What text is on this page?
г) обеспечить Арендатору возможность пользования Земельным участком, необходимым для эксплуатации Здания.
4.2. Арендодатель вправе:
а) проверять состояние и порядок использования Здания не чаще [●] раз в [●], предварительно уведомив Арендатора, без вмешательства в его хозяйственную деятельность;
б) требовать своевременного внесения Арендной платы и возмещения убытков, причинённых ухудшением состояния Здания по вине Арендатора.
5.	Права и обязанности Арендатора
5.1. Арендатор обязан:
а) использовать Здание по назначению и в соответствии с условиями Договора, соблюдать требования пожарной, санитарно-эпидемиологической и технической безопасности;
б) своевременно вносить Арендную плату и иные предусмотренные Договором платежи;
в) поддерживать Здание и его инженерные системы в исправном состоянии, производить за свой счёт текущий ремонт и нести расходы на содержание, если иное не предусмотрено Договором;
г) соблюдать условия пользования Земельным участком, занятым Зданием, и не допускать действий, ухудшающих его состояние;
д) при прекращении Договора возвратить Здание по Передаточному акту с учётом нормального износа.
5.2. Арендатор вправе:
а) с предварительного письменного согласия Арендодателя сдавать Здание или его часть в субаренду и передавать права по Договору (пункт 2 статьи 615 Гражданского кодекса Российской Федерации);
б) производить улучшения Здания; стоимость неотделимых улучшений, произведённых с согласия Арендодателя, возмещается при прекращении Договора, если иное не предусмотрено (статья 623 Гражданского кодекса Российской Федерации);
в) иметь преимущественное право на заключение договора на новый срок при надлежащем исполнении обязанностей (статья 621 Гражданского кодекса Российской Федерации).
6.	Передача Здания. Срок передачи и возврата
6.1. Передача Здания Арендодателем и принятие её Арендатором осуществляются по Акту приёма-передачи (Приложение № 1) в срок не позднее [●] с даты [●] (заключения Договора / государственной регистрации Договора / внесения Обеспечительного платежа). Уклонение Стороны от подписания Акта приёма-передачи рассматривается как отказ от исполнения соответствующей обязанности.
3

..........

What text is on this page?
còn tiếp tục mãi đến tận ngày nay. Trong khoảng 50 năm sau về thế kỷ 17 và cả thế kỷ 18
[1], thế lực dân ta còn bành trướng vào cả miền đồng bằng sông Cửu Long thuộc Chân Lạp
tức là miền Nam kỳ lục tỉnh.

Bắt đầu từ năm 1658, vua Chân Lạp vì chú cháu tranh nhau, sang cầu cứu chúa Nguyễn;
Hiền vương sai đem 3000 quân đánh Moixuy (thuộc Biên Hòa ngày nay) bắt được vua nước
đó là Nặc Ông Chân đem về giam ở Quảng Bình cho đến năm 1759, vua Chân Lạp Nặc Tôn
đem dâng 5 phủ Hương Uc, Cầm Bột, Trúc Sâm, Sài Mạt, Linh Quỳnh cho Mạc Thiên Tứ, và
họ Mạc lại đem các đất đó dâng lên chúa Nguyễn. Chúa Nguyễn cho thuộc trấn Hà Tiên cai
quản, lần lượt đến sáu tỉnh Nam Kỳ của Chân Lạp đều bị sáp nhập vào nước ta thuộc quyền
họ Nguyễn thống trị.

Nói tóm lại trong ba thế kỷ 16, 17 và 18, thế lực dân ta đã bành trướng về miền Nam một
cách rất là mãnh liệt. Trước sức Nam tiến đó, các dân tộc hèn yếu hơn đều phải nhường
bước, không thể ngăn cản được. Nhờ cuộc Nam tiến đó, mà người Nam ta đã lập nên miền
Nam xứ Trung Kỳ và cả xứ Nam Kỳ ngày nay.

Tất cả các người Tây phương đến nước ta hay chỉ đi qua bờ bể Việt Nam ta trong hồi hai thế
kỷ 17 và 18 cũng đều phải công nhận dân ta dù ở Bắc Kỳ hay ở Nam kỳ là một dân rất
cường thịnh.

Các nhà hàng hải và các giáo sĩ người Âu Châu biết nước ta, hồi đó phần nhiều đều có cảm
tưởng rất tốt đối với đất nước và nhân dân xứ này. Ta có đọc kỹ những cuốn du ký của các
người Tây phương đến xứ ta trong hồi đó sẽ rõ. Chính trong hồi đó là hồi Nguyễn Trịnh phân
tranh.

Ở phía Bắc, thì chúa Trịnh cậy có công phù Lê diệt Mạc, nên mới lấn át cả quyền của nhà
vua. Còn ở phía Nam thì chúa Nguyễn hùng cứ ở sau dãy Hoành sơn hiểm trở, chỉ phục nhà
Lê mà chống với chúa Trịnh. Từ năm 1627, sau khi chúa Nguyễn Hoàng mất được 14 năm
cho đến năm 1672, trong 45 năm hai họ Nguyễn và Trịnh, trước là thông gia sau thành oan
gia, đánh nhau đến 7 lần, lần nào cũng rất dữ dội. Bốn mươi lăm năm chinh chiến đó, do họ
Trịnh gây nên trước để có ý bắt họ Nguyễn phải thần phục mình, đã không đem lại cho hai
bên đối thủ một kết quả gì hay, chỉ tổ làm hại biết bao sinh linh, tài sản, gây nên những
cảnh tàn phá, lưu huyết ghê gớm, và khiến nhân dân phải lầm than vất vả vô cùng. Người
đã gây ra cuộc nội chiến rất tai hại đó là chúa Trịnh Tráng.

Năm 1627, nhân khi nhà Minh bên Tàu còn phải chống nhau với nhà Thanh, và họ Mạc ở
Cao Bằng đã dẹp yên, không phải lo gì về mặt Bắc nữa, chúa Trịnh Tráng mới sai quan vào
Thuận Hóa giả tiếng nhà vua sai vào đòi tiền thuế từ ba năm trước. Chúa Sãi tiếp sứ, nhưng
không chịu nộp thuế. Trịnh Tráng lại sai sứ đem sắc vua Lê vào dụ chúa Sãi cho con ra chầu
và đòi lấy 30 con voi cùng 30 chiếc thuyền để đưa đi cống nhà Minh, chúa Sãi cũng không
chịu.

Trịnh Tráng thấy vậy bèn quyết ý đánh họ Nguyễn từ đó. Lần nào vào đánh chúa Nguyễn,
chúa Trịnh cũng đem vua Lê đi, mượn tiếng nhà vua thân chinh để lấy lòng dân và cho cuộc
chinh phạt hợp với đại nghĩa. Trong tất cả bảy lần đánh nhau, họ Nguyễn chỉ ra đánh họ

..........

Tally every line of the listing that holds the string "bành", then give the number by itself.

### Task answer
2